AIM — Reproduce every line of the material below without changing a single character.

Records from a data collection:

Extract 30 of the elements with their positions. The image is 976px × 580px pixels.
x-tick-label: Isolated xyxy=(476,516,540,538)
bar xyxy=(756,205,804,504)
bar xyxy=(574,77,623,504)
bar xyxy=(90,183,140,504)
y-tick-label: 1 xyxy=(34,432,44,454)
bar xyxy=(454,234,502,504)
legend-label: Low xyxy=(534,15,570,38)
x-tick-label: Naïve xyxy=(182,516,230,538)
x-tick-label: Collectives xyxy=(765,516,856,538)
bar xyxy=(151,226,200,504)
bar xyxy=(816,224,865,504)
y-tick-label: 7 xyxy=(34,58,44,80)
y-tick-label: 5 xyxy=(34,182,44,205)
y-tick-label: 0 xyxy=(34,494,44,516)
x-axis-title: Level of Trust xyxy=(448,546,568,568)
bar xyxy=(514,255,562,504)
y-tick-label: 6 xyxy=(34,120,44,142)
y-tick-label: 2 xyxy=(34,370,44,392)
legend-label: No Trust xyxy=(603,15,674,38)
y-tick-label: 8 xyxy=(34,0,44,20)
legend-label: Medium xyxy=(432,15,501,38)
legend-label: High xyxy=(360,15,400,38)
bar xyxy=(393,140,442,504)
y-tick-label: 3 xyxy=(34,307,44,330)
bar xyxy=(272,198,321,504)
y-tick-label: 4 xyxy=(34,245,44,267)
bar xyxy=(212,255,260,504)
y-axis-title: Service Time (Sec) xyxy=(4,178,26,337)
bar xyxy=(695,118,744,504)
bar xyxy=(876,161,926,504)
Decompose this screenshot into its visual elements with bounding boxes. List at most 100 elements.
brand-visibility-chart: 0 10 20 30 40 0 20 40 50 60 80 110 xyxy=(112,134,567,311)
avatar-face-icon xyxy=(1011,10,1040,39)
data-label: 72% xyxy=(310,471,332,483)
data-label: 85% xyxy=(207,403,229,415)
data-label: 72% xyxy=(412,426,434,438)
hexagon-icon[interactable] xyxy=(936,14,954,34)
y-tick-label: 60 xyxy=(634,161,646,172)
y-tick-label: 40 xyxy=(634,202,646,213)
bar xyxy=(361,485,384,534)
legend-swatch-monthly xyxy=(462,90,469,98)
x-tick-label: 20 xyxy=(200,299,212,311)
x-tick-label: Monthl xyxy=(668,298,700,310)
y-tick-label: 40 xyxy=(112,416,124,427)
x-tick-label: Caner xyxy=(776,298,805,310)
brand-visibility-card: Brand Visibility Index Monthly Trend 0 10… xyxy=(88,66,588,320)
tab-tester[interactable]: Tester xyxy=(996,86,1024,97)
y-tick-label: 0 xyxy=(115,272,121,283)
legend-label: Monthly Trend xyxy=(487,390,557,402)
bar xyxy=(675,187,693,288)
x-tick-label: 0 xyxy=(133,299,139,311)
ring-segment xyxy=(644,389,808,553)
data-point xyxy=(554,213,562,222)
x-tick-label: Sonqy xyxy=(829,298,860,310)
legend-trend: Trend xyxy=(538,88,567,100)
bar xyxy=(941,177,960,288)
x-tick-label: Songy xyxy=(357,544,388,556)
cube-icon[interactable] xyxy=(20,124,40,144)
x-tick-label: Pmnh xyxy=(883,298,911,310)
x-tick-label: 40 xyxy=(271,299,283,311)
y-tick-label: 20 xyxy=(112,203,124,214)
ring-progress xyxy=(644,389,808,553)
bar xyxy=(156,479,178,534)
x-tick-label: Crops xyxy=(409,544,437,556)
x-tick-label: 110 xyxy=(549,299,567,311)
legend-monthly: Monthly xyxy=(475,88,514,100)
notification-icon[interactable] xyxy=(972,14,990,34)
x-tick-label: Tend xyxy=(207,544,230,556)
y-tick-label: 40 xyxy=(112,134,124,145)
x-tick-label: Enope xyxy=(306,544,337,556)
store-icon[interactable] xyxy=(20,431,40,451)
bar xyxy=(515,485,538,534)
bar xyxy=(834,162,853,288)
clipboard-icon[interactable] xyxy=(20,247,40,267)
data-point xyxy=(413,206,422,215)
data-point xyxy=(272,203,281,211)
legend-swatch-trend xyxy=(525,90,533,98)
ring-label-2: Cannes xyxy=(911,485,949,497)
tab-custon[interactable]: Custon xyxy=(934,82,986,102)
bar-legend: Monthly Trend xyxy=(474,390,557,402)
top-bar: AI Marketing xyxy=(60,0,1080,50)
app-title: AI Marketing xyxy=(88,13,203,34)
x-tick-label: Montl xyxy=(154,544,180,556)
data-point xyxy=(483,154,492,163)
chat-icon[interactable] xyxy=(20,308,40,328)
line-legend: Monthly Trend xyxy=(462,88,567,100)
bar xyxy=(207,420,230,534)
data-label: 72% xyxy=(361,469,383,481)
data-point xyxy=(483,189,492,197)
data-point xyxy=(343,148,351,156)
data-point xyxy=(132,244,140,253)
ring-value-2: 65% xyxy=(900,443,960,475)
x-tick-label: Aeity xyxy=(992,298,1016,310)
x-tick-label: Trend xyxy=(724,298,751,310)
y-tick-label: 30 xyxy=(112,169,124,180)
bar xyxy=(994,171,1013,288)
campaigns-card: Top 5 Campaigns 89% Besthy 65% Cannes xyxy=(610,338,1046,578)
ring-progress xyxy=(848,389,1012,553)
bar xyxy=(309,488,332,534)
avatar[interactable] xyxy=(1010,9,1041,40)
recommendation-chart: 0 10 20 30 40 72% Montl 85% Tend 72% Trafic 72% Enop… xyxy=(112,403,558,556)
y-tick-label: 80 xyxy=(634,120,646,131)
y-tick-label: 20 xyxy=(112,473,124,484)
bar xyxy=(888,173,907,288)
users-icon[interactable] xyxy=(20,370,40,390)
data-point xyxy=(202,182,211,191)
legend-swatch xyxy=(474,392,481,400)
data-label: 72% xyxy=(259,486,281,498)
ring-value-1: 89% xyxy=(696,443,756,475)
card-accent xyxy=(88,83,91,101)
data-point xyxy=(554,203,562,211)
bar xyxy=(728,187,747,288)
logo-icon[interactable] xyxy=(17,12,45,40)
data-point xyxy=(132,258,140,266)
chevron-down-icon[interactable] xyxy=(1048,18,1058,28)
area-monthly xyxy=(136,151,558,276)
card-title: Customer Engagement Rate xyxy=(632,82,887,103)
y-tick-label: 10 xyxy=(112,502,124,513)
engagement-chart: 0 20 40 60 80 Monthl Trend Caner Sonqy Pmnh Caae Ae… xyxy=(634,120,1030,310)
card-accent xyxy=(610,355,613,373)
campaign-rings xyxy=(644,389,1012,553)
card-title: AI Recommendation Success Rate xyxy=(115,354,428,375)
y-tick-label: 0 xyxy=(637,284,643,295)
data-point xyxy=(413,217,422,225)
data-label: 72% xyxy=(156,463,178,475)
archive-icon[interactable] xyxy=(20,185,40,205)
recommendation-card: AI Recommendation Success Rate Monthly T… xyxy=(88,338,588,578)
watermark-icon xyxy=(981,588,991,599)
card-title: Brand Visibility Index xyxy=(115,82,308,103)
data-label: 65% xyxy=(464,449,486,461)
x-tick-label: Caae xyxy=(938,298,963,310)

EXERCISE RESPONSE —
Extract 30 of the elements with their positions. The image is 976px × 580px pixels.
x-tick-label: Isolated xyxy=(476,516,540,538)
bar xyxy=(756,205,804,504)
bar xyxy=(574,77,623,504)
bar xyxy=(90,183,140,504)
y-tick-label: 1 xyxy=(34,432,44,454)
bar xyxy=(454,234,502,504)
legend-label: Low xyxy=(534,15,570,38)
x-tick-label: Naïve xyxy=(182,516,230,538)
x-tick-label: Collectives xyxy=(765,516,856,538)
bar xyxy=(151,226,200,504)
bar xyxy=(816,224,865,504)
y-tick-label: 7 xyxy=(34,58,44,80)
y-tick-label: 5 xyxy=(34,182,44,205)
y-tick-label: 0 xyxy=(34,494,44,516)
x-axis-title: Level of Trust xyxy=(448,546,568,568)
bar xyxy=(514,255,562,504)
y-tick-label: 6 xyxy=(34,120,44,142)
y-tick-label: 2 xyxy=(34,370,44,392)
legend-label: No Trust xyxy=(603,15,674,38)
y-tick-label: 8 xyxy=(34,0,44,20)
legend-label: Medium xyxy=(432,15,501,38)
legend-label: High xyxy=(360,15,400,38)
bar xyxy=(393,140,442,504)
y-tick-label: 3 xyxy=(34,307,44,330)
bar xyxy=(272,198,321,504)
y-tick-label: 4 xyxy=(34,245,44,267)
bar xyxy=(212,255,260,504)
y-axis-title: Service Time (Sec) xyxy=(4,178,26,337)
bar xyxy=(695,118,744,504)
bar xyxy=(876,161,926,504)
Decompose this screenshot into its visual elements with bounding boxes. List at most 100 elements.
brand-visibility-chart: 0 10 20 30 40 0 20 40 50 60 80 110 xyxy=(112,134,567,311)
avatar-face-icon xyxy=(1011,10,1040,39)
data-label: 72% xyxy=(310,471,332,483)
data-label: 85% xyxy=(207,403,229,415)
data-label: 72% xyxy=(412,426,434,438)
hexagon-icon[interactable] xyxy=(936,14,954,34)
y-tick-label: 60 xyxy=(634,161,646,172)
y-tick-label: 40 xyxy=(634,202,646,213)
bar xyxy=(361,485,384,534)
legend-swatch-monthly xyxy=(462,90,469,98)
x-tick-label: 20 xyxy=(200,299,212,311)
x-tick-label: Monthl xyxy=(668,298,700,310)
y-tick-label: 40 xyxy=(112,416,124,427)
x-tick-label: Caner xyxy=(776,298,805,310)
brand-visibility-card: Brand Visibility Index Monthly Trend 0 10… xyxy=(88,66,588,320)
tab-tester[interactable]: Tester xyxy=(996,86,1024,97)
y-tick-label: 0 xyxy=(115,272,121,283)
legend-label: Monthly Trend xyxy=(487,390,557,402)
bar xyxy=(675,187,693,288)
x-tick-label: 0 xyxy=(133,299,139,311)
ring-segment xyxy=(644,389,808,553)
data-point xyxy=(554,213,562,222)
x-tick-label: Sonqy xyxy=(829,298,860,310)
legend-trend: Trend xyxy=(538,88,567,100)
bar xyxy=(941,177,960,288)
x-tick-label: Songy xyxy=(357,544,388,556)
cube-icon[interactable] xyxy=(20,124,40,144)
x-tick-label: Pmnh xyxy=(883,298,911,310)
x-tick-label: 40 xyxy=(271,299,283,311)
y-tick-label: 20 xyxy=(112,203,124,214)
ring-progress xyxy=(644,389,808,553)
bar xyxy=(156,479,178,534)
x-tick-label: Crops xyxy=(409,544,437,556)
x-tick-label: 110 xyxy=(549,299,567,311)
legend-monthly: Monthly xyxy=(475,88,514,100)
notification-icon[interactable] xyxy=(972,14,990,34)
x-tick-label: Tend xyxy=(207,544,230,556)
y-tick-label: 40 xyxy=(112,134,124,145)
x-tick-label: Enope xyxy=(306,544,337,556)
store-icon[interactable] xyxy=(20,431,40,451)
bar xyxy=(515,485,538,534)
bar xyxy=(834,162,853,288)
clipboard-icon[interactable] xyxy=(20,247,40,267)
data-point xyxy=(413,206,422,215)
data-point xyxy=(272,203,281,211)
legend-swatch-trend xyxy=(525,90,533,98)
ring-label-2: Cannes xyxy=(911,485,949,497)
tab-custon[interactable]: Custon xyxy=(934,82,986,102)
bar-legend: Monthly Trend xyxy=(474,390,557,402)
top-bar: AI Marketing xyxy=(60,0,1080,50)
app-title: AI Marketing xyxy=(88,13,203,34)
x-tick-label: Montl xyxy=(154,544,180,556)
data-point xyxy=(483,154,492,163)
chat-icon[interactable] xyxy=(20,308,40,328)
line-legend: Monthly Trend xyxy=(462,88,567,100)
bar xyxy=(207,420,230,534)
data-label: 72% xyxy=(361,469,383,481)
data-point xyxy=(483,189,492,197)
data-point xyxy=(343,148,351,156)
data-point xyxy=(132,244,140,253)
ring-value-2: 65% xyxy=(900,443,960,475)
x-tick-label: Aeity xyxy=(992,298,1016,310)
x-tick-label: Trend xyxy=(724,298,751,310)
y-tick-label: 30 xyxy=(112,169,124,180)
bar xyxy=(994,171,1013,288)
campaigns-card: Top 5 Campaigns 89% Besthy 65% Cannes xyxy=(610,338,1046,578)
ring-progress xyxy=(848,389,1012,553)
bar xyxy=(309,488,332,534)
avatar[interactable] xyxy=(1010,9,1041,40)
recommendation-chart: 0 10 20 30 40 72% Montl 85% Tend 72% Trafic 72% Enop… xyxy=(112,403,558,556)
y-tick-label: 80 xyxy=(634,120,646,131)
y-tick-label: 20 xyxy=(112,473,124,484)
bar xyxy=(888,173,907,288)
users-icon[interactable] xyxy=(20,370,40,390)
data-point xyxy=(202,182,211,191)
legend-swatch xyxy=(474,392,481,400)
data-label: 72% xyxy=(259,486,281,498)
ring-value-1: 89% xyxy=(696,443,756,475)
card-accent xyxy=(88,83,91,101)
data-point xyxy=(554,203,562,211)
bar xyxy=(728,187,747,288)
logo-icon[interactable] xyxy=(17,12,45,40)
data-point xyxy=(132,258,140,266)
chevron-down-icon[interactable] xyxy=(1048,18,1058,28)
area-monthly xyxy=(136,151,558,276)
card-title: Customer Engagement Rate xyxy=(632,82,887,103)
y-tick-label: 10 xyxy=(112,502,124,513)
engagement-chart: 0 20 40 60 80 Monthl Trend Caner Sonqy Pmnh Caae Ae… xyxy=(634,120,1030,310)
card-accent xyxy=(610,355,613,373)
campaign-rings xyxy=(644,389,1012,553)
card-title: AI Recommendation Success Rate xyxy=(115,354,428,375)
y-tick-label: 0 xyxy=(637,284,643,295)
data-point xyxy=(413,217,422,225)
data-label: 72% xyxy=(156,463,178,475)
archive-icon[interactable] xyxy=(20,185,40,205)
recommendation-card: AI Recommendation Success Rate Monthly T… xyxy=(88,338,588,578)
watermark-icon xyxy=(981,588,991,599)
card-title: Brand Visibility Index xyxy=(115,82,308,103)
data-label: 65% xyxy=(464,449,486,461)
x-tick-label: Caae xyxy=(938,298,963,310)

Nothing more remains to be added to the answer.